[Stored records]
* * * * *
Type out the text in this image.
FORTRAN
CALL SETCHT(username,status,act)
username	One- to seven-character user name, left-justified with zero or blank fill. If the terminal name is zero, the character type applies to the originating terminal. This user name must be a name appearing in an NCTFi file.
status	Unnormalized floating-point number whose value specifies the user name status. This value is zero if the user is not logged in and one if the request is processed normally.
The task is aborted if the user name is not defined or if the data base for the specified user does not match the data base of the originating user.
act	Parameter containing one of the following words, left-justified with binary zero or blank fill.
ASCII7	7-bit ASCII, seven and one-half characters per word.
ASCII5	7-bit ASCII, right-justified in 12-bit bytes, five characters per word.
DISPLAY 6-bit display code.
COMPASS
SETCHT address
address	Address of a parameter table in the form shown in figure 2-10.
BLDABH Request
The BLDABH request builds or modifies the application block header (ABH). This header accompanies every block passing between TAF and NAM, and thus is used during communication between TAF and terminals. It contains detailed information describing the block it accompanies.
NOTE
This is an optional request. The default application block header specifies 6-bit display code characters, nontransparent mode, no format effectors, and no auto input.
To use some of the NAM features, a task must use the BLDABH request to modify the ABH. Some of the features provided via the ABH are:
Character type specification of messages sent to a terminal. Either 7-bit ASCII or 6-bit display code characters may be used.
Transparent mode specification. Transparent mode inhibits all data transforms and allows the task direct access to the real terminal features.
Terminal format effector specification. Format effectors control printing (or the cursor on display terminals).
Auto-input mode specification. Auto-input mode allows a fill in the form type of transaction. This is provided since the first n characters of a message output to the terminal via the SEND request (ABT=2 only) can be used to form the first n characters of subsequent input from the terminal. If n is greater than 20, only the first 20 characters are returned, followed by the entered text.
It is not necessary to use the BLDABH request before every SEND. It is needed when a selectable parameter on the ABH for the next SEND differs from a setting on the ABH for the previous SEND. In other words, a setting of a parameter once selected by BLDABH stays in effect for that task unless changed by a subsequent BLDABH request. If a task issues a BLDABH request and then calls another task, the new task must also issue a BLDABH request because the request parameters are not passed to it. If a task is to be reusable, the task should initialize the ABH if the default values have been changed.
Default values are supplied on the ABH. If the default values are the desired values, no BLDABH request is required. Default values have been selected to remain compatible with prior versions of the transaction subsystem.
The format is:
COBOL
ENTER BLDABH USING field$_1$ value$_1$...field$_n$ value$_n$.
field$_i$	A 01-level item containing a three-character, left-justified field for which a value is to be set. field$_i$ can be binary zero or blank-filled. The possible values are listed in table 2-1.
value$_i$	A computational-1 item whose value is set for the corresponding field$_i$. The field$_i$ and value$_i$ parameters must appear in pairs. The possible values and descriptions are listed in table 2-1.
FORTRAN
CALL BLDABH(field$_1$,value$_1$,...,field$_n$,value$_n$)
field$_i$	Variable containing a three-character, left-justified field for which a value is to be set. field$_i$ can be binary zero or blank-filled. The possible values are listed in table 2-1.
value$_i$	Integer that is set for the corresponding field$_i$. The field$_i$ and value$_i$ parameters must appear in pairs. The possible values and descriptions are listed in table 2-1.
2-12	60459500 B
* * * * *
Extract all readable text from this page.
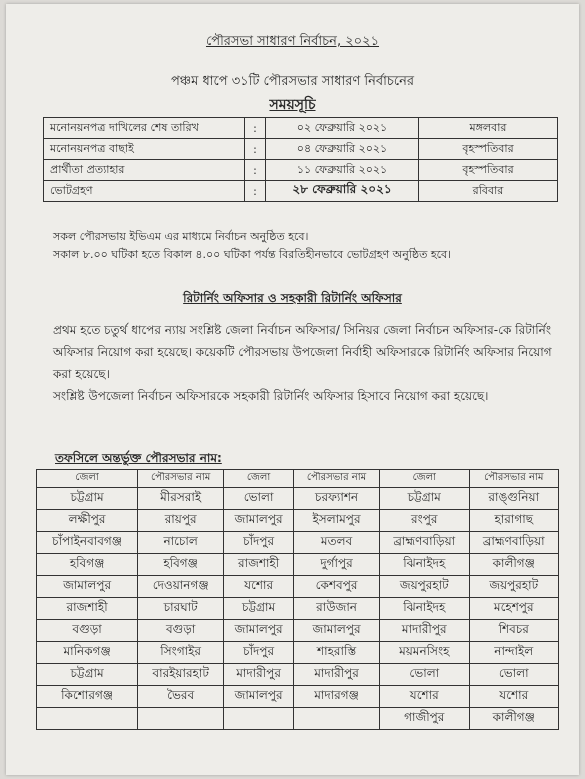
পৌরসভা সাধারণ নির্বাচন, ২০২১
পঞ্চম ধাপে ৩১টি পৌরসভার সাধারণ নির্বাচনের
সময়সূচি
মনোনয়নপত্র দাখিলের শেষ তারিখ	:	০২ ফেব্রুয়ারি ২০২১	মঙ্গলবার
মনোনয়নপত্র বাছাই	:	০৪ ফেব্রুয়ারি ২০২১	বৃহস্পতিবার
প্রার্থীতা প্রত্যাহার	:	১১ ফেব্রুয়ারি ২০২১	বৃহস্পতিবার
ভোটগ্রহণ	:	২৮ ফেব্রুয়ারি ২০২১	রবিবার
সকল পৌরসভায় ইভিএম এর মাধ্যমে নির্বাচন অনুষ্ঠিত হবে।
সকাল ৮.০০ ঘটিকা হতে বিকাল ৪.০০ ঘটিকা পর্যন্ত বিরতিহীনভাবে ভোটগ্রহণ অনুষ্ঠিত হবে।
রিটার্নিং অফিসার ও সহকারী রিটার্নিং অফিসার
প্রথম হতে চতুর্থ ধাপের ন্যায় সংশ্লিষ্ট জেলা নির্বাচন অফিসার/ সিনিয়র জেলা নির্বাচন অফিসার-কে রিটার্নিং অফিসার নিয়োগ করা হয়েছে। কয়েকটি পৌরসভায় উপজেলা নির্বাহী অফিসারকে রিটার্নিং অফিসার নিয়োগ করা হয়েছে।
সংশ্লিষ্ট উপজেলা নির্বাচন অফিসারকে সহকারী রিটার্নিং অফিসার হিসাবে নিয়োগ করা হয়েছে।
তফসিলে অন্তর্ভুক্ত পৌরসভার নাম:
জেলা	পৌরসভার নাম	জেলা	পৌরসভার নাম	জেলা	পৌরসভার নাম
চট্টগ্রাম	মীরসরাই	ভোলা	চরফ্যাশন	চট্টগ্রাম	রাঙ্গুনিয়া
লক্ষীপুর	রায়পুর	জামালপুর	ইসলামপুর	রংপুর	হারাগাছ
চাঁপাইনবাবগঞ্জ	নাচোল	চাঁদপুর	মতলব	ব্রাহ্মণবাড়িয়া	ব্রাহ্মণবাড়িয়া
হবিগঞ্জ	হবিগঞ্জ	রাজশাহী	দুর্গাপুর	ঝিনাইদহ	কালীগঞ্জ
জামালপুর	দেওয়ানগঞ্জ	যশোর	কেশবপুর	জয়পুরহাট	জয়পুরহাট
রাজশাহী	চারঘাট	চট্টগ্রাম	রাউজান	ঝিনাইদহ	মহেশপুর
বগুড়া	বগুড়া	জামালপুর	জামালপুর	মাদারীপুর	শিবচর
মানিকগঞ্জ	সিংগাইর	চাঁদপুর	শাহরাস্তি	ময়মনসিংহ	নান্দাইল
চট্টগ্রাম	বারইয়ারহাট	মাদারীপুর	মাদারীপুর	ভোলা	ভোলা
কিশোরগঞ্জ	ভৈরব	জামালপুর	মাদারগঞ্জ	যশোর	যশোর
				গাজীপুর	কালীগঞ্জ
* * * * *
Given instruction – Using the records above, copy every line that has the word "features" in it.

Output –
To use some of the NAM features, a task must use the BLDABH request to modify the ABH. Some of the features provided via the ABH are:
Transparent mode specification. Transparent mode inhibits all data transforms and allows the task direct access to the real terminal features.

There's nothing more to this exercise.